* [AIM]
Extract each line from the entries below that has the string "amour" in it.

* [DATASET CONTENT]

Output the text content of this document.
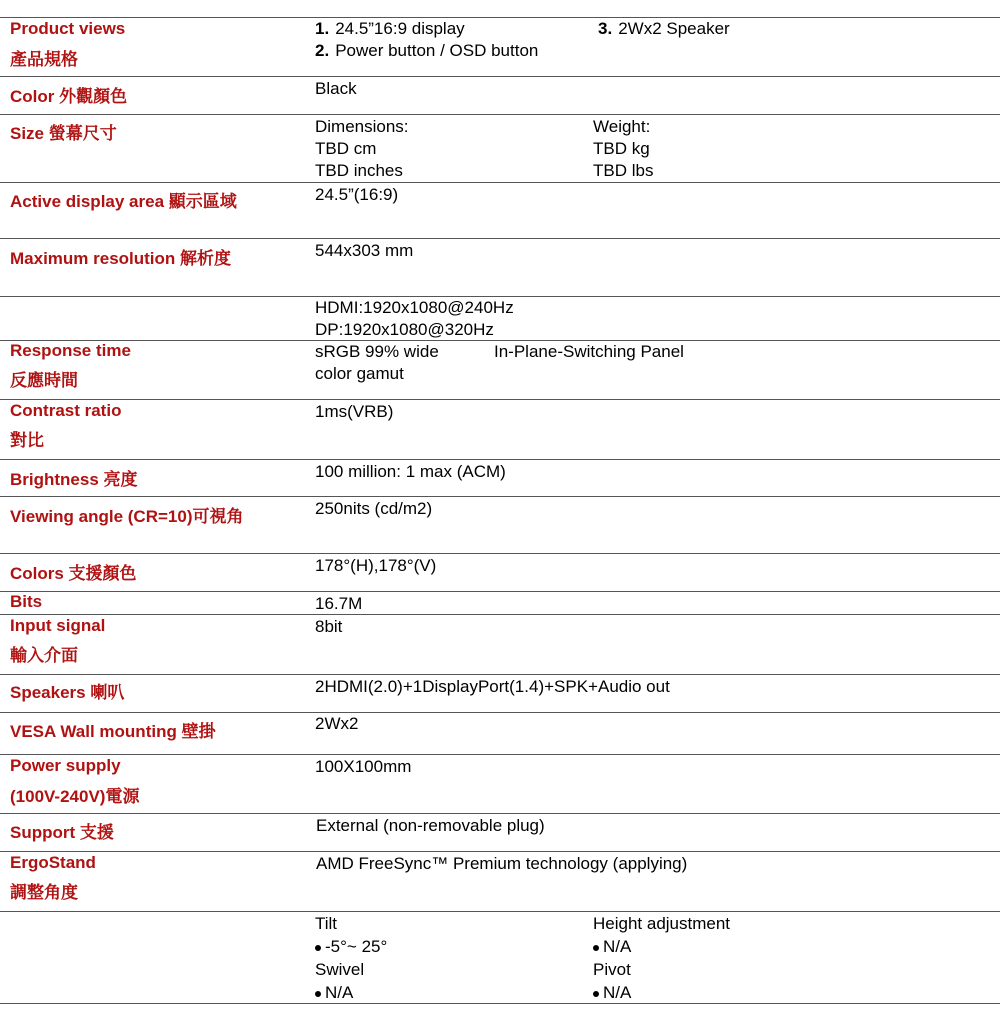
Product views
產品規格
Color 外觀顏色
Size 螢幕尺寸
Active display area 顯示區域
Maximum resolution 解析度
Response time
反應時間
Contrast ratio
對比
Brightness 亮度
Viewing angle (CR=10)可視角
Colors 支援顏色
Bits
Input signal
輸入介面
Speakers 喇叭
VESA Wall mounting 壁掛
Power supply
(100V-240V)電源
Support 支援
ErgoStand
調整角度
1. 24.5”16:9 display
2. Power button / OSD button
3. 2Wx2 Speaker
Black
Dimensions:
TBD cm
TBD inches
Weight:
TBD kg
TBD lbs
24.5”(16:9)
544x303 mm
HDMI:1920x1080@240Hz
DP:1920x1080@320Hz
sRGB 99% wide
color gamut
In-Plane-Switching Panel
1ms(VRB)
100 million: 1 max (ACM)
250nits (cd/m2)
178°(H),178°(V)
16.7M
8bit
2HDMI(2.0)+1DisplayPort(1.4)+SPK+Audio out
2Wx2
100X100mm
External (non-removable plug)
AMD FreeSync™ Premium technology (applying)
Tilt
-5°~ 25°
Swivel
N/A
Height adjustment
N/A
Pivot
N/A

---

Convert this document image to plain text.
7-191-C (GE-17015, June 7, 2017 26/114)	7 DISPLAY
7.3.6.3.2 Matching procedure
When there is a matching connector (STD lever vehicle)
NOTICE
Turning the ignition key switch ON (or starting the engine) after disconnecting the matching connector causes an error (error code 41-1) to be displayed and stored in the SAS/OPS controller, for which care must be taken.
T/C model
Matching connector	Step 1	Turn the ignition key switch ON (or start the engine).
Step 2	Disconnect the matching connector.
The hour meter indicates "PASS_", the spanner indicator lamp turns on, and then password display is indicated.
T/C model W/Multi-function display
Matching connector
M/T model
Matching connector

==

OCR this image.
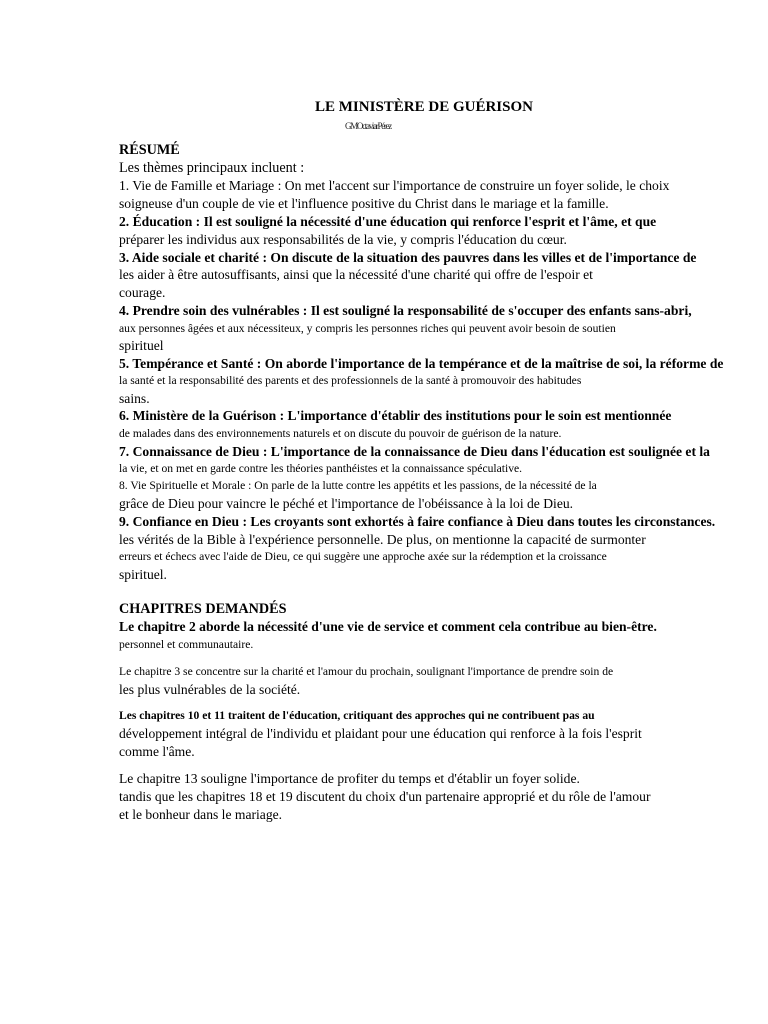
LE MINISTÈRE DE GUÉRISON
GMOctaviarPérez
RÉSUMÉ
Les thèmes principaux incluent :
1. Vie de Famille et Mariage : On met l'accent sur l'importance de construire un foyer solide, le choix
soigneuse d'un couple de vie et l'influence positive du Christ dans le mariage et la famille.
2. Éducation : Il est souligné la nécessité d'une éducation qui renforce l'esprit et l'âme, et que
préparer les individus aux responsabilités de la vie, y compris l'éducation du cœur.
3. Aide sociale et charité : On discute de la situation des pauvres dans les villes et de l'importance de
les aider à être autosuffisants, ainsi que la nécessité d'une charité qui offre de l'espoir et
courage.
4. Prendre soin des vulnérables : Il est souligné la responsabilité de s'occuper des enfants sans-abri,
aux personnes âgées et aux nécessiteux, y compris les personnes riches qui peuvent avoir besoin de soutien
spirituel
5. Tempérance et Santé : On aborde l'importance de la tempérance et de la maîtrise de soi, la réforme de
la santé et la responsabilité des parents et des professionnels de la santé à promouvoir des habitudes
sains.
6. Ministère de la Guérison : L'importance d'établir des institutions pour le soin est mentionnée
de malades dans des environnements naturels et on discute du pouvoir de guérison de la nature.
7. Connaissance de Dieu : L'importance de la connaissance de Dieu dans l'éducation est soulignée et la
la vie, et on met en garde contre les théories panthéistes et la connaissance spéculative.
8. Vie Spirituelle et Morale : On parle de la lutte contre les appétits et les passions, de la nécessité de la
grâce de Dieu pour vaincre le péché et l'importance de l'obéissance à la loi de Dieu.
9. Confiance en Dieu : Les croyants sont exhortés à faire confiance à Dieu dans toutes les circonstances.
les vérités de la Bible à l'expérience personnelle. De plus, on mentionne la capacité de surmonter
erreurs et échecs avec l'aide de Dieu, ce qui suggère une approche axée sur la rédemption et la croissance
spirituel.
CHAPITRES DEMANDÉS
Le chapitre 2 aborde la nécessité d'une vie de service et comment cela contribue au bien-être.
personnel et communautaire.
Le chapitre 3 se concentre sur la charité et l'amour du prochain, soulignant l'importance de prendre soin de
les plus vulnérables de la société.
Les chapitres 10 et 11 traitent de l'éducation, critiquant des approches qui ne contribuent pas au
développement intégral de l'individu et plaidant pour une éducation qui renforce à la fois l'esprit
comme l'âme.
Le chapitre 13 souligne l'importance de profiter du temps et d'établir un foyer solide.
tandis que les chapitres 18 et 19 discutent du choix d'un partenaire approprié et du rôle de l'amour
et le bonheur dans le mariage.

* [THE ANSWER]
Le chapitre 3 se concentre sur la charité et l'amour du prochain, soulignant l'importance de prendre soin de
tandis que les chapitres 18 et 19 discutent du choix d'un partenaire approprié et du rôle de l'amour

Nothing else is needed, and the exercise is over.